Make an exact copy of all the entries, with the pictures left out.

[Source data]
────
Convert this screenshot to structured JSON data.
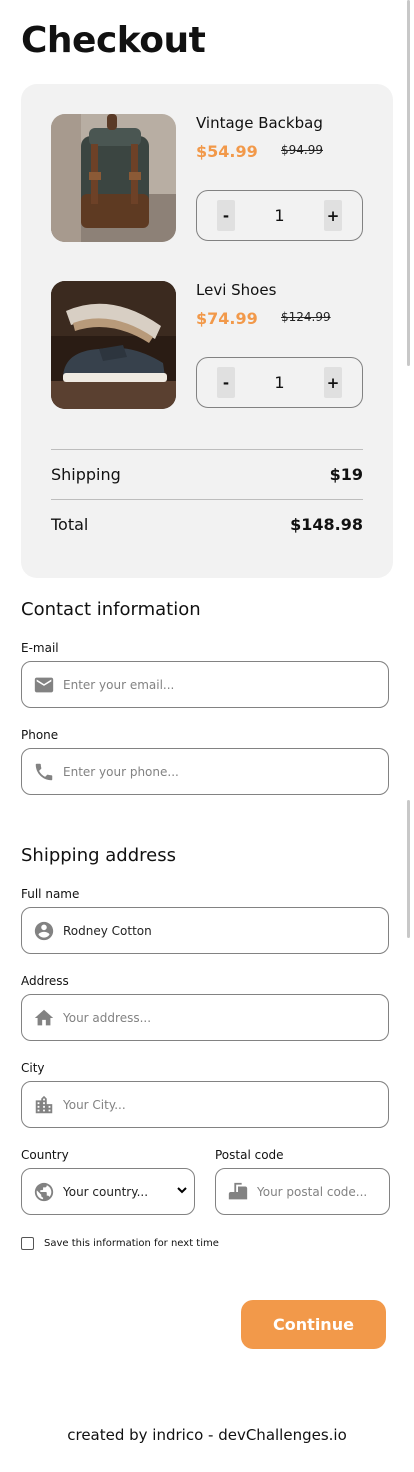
{
  "page": {
    "title": "Checkout"
  },
  "cart": {
    "items": [
      {
        "name": "Vintage Backbag",
        "price": "$54.99",
        "old_price": "$94.99",
        "quantity": "1",
        "minus": "-",
        "plus": "+",
        "image_icon": "backpack-photo"
      },
      {
        "name": "Levi Shoes",
        "price": "$74.99",
        "old_price": "$124.99",
        "quantity": "1",
        "minus": "-",
        "plus": "+",
        "image_icon": "shoe-photo"
      }
    ],
    "shipping": {
      "label": "Shipping",
      "value": "$19"
    },
    "total": {
      "label": "Total",
      "value": "$148.98"
    }
  },
  "contact": {
    "title": "Contact information",
    "email": {
      "label": "E-mail",
      "placeholder": "Enter your email...",
      "icon": "mail-icon"
    },
    "phone": {
      "label": "Phone",
      "placeholder": "Enter your phone...",
      "icon": "phone-icon"
    }
  },
  "shipping_address": {
    "title": "Shipping address",
    "full_name": {
      "label": "Full name",
      "value": "Rodney Cotton",
      "icon": "person-icon"
    },
    "address": {
      "label": "Address",
      "placeholder": "Your address...",
      "icon": "home-icon"
    },
    "city": {
      "label": "City",
      "placeholder": "Your City...",
      "icon": "building-icon"
    },
    "country": {
      "label": "Country",
      "selected": "Your country...",
      "icon": "globe-icon"
    },
    "postal": {
      "label": "Postal code",
      "placeholder": "Your postal code...",
      "icon": "mailbox-icon"
    }
  },
  "save_info": {
    "label": "Save this information for next time",
    "checked": false
  },
  "continue_button": "Continue",
  "footer": "created by indrico - devChallenges.io",
  "colors": {
    "accent": "#f2994a",
    "card_bg": "#f2f2f2",
    "border": "#828282"
  }
}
────
EXERCISE RESPONSE:
Convert this screenshot to structured JSON data.
{
  "page": {
    "title": "Checkout"
  },
  "cart": {
    "items": [
      {
        "name": "Vintage Backbag",
        "price": "$54.99",
        "old_price": "$94.99",
        "quantity": "1",
        "minus": "-",
        "plus": "+",
        "image_icon": "backpack-photo"
      },
      {
        "name": "Levi Shoes",
        "price": "$74.99",
        "old_price": "$124.99",
        "quantity": "1",
        "minus": "-",
        "plus": "+",
        "image_icon": "shoe-photo"
      }
    ],
    "shipping": {
      "label": "Shipping",
      "value": "$19"
    },
    "total": {
      "label": "Total",
      "value": "$148.98"
    }
  },
  "contact": {
    "title": "Contact information",
    "email": {
      "label": "E-mail",
      "placeholder": "Enter your email...",
      "icon": "mail-icon"
    },
    "phone": {
      "label": "Phone",
      "placeholder": "Enter your phone...",
      "icon": "phone-icon"
    }
  },
  "shipping_address": {
    "title": "Shipping address",
    "full_name": {
      "label": "Full name",
      "value": "Rodney Cotton",
      "icon": "person-icon"
    },
    "address": {
      "label": "Address",
      "placeholder": "Your address...",
      "icon": "home-icon"
    },
    "city": {
      "label": "City",
      "placeholder": "Your City...",
      "icon": "building-icon"
    },
    "country": {
      "label": "Country",
      "selected": "Your country...",
      "icon": "globe-icon"
    },
    "postal": {
      "label": "Postal code",
      "placeholder": "Your postal code...",
      "icon": "mailbox-icon"
    }
  },
  "save_info": {
    "label": "Save this information for next time",
    "checked": false
  },
  "continue_button": "Continue",
  "footer": "created by indrico - devChallenges.io",
  "colors": {
    "accent": "#f2994a",
    "card_bg": "#f2f2f2",
    "border": "#828282"
  }
}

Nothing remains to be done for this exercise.